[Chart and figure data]

## start

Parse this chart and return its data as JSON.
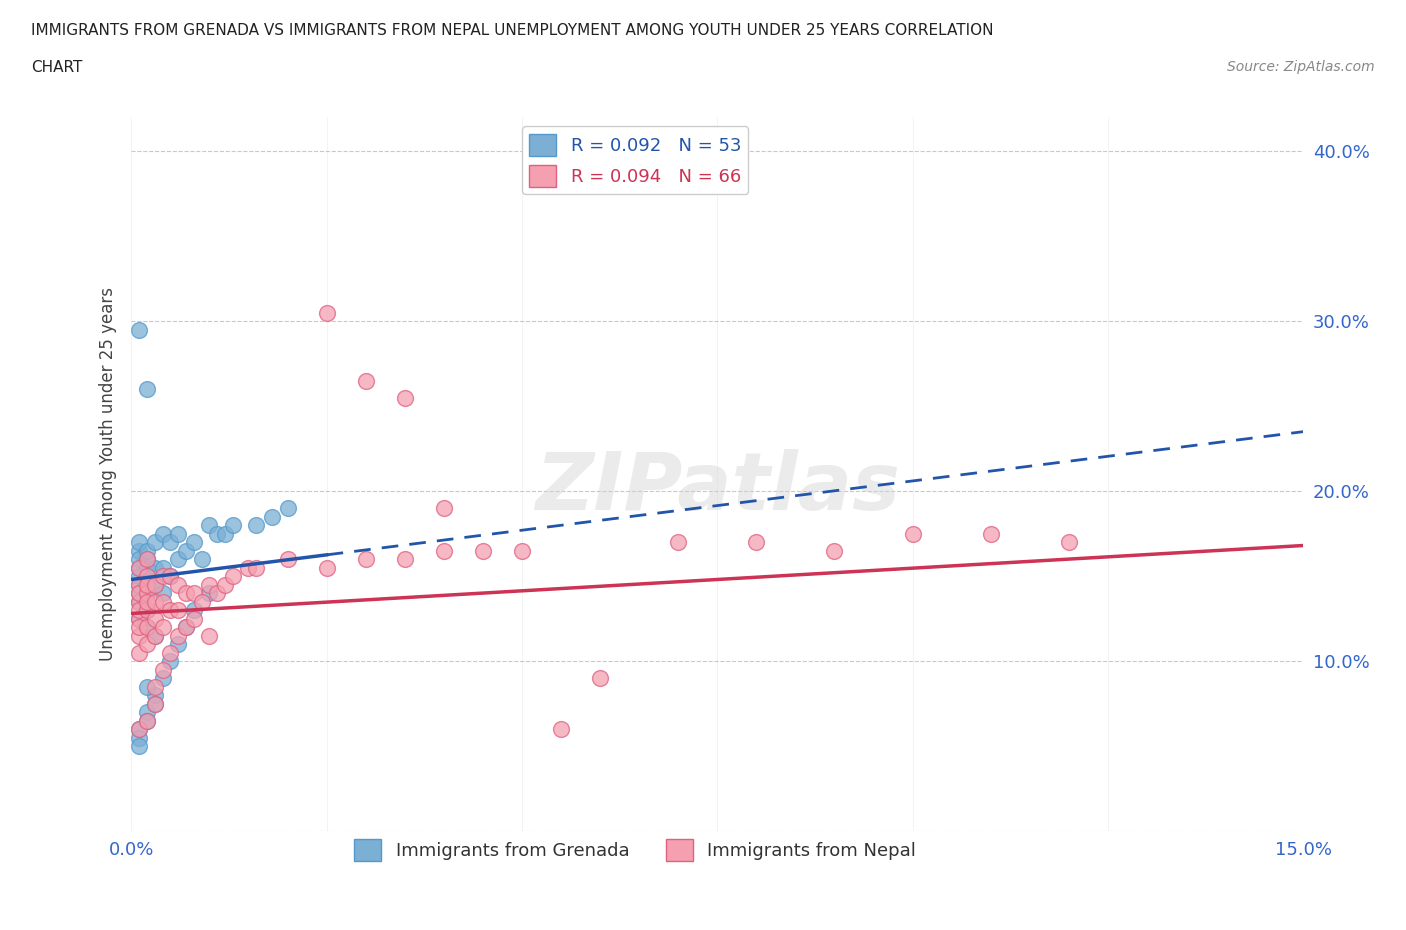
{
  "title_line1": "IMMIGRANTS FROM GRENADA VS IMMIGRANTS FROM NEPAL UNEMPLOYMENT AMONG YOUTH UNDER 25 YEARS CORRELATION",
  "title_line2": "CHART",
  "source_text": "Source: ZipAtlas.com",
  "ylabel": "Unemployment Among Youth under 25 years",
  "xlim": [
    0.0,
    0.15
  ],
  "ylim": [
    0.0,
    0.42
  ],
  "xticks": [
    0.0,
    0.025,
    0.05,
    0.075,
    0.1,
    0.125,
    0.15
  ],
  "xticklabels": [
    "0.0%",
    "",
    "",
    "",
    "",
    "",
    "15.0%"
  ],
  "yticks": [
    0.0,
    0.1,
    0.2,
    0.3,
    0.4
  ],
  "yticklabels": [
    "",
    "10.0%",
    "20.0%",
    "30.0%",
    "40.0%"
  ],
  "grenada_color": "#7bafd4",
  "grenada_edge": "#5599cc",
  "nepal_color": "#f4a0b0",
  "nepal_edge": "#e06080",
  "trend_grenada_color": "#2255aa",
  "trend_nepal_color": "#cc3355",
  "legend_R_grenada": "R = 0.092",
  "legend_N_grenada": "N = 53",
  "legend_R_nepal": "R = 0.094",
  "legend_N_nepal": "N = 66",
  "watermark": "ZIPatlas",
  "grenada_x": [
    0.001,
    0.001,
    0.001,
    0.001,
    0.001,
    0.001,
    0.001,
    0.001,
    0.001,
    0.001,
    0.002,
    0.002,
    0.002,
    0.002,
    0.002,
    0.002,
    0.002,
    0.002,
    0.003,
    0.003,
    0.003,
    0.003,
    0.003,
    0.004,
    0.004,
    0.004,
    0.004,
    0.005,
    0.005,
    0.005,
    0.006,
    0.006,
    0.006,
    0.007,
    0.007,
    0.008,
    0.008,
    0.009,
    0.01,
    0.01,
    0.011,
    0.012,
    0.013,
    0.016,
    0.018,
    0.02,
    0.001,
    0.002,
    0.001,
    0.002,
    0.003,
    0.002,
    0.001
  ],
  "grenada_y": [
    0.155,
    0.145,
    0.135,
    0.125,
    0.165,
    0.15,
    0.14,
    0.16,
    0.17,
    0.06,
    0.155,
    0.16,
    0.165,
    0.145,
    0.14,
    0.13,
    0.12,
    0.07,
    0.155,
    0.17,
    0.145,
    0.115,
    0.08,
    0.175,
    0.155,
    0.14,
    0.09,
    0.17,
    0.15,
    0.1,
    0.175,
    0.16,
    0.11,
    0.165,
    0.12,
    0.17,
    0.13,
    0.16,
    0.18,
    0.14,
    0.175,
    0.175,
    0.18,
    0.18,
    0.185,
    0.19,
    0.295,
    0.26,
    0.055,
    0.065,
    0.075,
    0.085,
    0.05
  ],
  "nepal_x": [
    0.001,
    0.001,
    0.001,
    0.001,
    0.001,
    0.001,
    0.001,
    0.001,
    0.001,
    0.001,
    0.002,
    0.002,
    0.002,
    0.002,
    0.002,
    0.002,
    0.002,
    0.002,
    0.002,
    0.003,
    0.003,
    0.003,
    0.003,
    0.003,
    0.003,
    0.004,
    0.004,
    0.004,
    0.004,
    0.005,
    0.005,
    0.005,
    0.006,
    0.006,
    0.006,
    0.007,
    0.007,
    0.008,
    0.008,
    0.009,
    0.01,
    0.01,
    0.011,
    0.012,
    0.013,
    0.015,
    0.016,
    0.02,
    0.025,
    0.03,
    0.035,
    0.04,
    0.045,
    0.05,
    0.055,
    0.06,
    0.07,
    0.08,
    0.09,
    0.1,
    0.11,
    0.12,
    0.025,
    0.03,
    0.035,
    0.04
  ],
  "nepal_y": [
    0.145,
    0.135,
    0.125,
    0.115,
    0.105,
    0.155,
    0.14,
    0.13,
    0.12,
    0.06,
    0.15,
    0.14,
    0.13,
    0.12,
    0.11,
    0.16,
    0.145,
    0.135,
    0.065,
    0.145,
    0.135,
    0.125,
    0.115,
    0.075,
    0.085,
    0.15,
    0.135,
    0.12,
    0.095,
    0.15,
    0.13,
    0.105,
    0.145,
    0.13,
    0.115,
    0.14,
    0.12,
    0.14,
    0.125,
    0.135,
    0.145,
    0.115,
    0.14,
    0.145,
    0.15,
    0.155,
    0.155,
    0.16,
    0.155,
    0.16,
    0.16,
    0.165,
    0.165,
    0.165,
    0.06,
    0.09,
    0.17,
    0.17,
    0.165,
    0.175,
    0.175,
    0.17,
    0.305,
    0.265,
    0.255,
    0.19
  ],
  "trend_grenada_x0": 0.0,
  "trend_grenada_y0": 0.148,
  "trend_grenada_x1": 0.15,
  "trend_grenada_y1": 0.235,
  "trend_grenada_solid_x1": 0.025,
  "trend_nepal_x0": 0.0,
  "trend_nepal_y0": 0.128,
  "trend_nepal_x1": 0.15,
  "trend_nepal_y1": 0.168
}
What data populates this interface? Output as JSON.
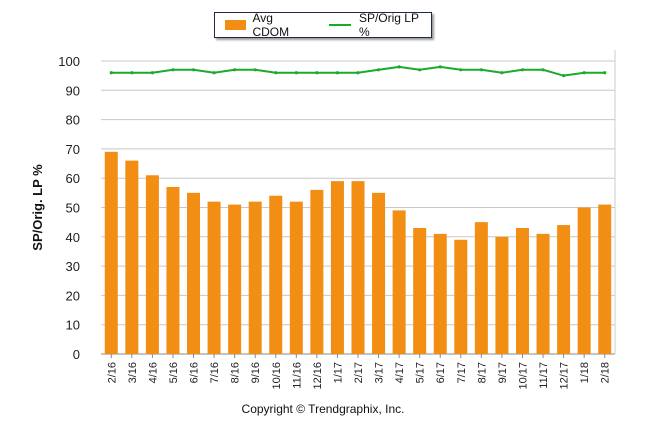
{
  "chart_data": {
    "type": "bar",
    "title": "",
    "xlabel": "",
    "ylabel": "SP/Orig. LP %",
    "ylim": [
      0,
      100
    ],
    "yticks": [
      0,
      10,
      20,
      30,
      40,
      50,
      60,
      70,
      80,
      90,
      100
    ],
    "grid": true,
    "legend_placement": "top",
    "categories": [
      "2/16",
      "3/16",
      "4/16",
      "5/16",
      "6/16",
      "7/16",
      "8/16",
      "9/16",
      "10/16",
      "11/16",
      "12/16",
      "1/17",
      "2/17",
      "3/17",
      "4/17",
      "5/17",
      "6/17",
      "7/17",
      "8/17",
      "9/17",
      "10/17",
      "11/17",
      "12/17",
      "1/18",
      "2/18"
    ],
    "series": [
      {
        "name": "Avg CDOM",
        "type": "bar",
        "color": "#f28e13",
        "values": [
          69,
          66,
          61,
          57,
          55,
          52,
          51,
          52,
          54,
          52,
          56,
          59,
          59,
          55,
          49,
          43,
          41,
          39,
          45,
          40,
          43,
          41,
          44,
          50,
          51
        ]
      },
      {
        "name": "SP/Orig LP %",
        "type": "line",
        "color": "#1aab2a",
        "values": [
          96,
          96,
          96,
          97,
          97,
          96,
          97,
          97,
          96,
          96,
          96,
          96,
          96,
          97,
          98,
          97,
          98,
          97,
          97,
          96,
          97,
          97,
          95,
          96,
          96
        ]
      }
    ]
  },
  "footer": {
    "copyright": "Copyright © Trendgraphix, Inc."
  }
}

## end

● **Problem**
Set down all the entries exactly as they appear, but skip any pictures.

● **The response**
Parse this chart and return its data as JSON.
{
  "title_line1": "IMMIGRANTS FROM GRENADA VS IMMIGRANTS FROM NEPAL UNEMPLOYMENT AMONG YOUTH UNDER 25 YEARS CORRELATION",
  "title_line2": "CHART",
  "source_text": "Source: ZipAtlas.com",
  "ylabel": "Unemployment Among Youth under 25 years",
  "xlim": [
    0.0,
    0.15
  ],
  "ylim": [
    0.0,
    0.42
  ],
  "xticks": [
    0.0,
    0.025,
    0.05,
    0.075,
    0.1,
    0.125,
    0.15
  ],
  "xticklabels": [
    "0.0%",
    "",
    "",
    "",
    "",
    "",
    "15.0%"
  ],
  "yticks": [
    0.0,
    0.1,
    0.2,
    0.3,
    0.4
  ],
  "yticklabels": [
    "",
    "10.0%",
    "20.0%",
    "30.0%",
    "40.0%"
  ],
  "grenada_color": "#7bafd4",
  "grenada_edge": "#5599cc",
  "nepal_color": "#f4a0b0",
  "nepal_edge": "#e06080",
  "trend_grenada_color": "#2255aa",
  "trend_nepal_color": "#cc3355",
  "legend_R_grenada": "R = 0.092",
  "legend_N_grenada": "N = 53",
  "legend_R_nepal": "R = 0.094",
  "legend_N_nepal": "N = 66",
  "watermark": "ZIPatlas",
  "grenada_x": [
    0.001,
    0.001,
    0.001,
    0.001,
    0.001,
    0.001,
    0.001,
    0.001,
    0.001,
    0.001,
    0.002,
    0.002,
    0.002,
    0.002,
    0.002,
    0.002,
    0.002,
    0.002,
    0.003,
    0.003,
    0.003,
    0.003,
    0.003,
    0.004,
    0.004,
    0.004,
    0.004,
    0.005,
    0.005,
    0.005,
    0.006,
    0.006,
    0.006,
    0.007,
    0.007,
    0.008,
    0.008,
    0.009,
    0.01,
    0.01,
    0.011,
    0.012,
    0.013,
    0.016,
    0.018,
    0.02,
    0.001,
    0.002,
    0.001,
    0.002,
    0.003,
    0.002,
    0.001
  ],
  "grenada_y": [
    0.155,
    0.145,
    0.135,
    0.125,
    0.165,
    0.15,
    0.14,
    0.16,
    0.17,
    0.06,
    0.155,
    0.16,
    0.165,
    0.145,
    0.14,
    0.13,
    0.12,
    0.07,
    0.155,
    0.17,
    0.145,
    0.115,
    0.08,
    0.175,
    0.155,
    0.14,
    0.09,
    0.17,
    0.15,
    0.1,
    0.175,
    0.16,
    0.11,
    0.165,
    0.12,
    0.17,
    0.13,
    0.16,
    0.18,
    0.14,
    0.175,
    0.175,
    0.18,
    0.18,
    0.185,
    0.19,
    0.295,
    0.26,
    0.055,
    0.065,
    0.075,
    0.085,
    0.05
  ],
  "nepal_x": [
    0.001,
    0.001,
    0.001,
    0.001,
    0.001,
    0.001,
    0.001,
    0.001,
    0.001,
    0.001,
    0.002,
    0.002,
    0.002,
    0.002,
    0.002,
    0.002,
    0.002,
    0.002,
    0.002,
    0.003,
    0.003,
    0.003,
    0.003,
    0.003,
    0.003,
    0.004,
    0.004,
    0.004,
    0.004,
    0.005,
    0.005,
    0.005,
    0.006,
    0.006,
    0.006,
    0.007,
    0.007,
    0.008,
    0.008,
    0.009,
    0.01,
    0.01,
    0.011,
    0.012,
    0.013,
    0.015,
    0.016,
    0.02,
    0.025,
    0.03,
    0.035,
    0.04,
    0.045,
    0.05,
    0.055,
    0.06,
    0.07,
    0.08,
    0.09,
    0.1,
    0.11,
    0.12,
    0.025,
    0.03,
    0.035,
    0.04
  ],
  "nepal_y": [
    0.145,
    0.135,
    0.125,
    0.115,
    0.105,
    0.155,
    0.14,
    0.13,
    0.12,
    0.06,
    0.15,
    0.14,
    0.13,
    0.12,
    0.11,
    0.16,
    0.145,
    0.135,
    0.065,
    0.145,
    0.135,
    0.125,
    0.115,
    0.075,
    0.085,
    0.15,
    0.135,
    0.12,
    0.095,
    0.15,
    0.13,
    0.105,
    0.145,
    0.13,
    0.115,
    0.14,
    0.12,
    0.14,
    0.125,
    0.135,
    0.145,
    0.115,
    0.14,
    0.145,
    0.15,
    0.155,
    0.155,
    0.16,
    0.155,
    0.16,
    0.16,
    0.165,
    0.165,
    0.165,
    0.06,
    0.09,
    0.17,
    0.17,
    0.165,
    0.175,
    0.175,
    0.17,
    0.305,
    0.265,
    0.255,
    0.19
  ],
  "trend_grenada_x0": 0.0,
  "trend_grenada_y0": 0.148,
  "trend_grenada_x1": 0.15,
  "trend_grenada_y1": 0.235,
  "trend_grenada_solid_x1": 0.025,
  "trend_nepal_x0": 0.0,
  "trend_nepal_y0": 0.128,
  "trend_nepal_x1": 0.15,
  "trend_nepal_y1": 0.168
}
What data populates this interface? Output as JSON.
{
  "chart_data": {
    "type": "bar",
    "title": "",
    "xlabel": "",
    "ylabel": "SP/Orig. LP %",
    "ylim": [
      0,
      100
    ],
    "yticks": [
      0,
      10,
      20,
      30,
      40,
      50,
      60,
      70,
      80,
      90,
      100
    ],
    "grid": true,
    "legend_placement": "top",
    "categories": [
      "2/16",
      "3/16",
      "4/16",
      "5/16",
      "6/16",
      "7/16",
      "8/16",
      "9/16",
      "10/16",
      "11/16",
      "12/16",
      "1/17",
      "2/17",
      "3/17",
      "4/17",
      "5/17",
      "6/17",
      "7/17",
      "8/17",
      "9/17",
      "10/17",
      "11/17",
      "12/17",
      "1/18",
      "2/18"
    ],
    "series": [
      {
        "name": "Avg CDOM",
        "type": "bar",
        "color": "#f28e13",
        "values": [
          69,
          66,
          61,
          57,
          55,
          52,
          51,
          52,
          54,
          52,
          56,
          59,
          59,
          55,
          49,
          43,
          41,
          39,
          45,
          40,
          43,
          41,
          44,
          50,
          51
        ]
      },
      {
        "name": "SP/Orig LP %",
        "type": "line",
        "color": "#1aab2a",
        "values": [
          96,
          96,
          96,
          97,
          97,
          96,
          97,
          97,
          96,
          96,
          96,
          96,
          96,
          97,
          98,
          97,
          98,
          97,
          97,
          96,
          97,
          97,
          95,
          96,
          96
        ]
      }
    ]
  },
  "footer": {
    "copyright": "Copyright © Trendgraphix, Inc."
  }
}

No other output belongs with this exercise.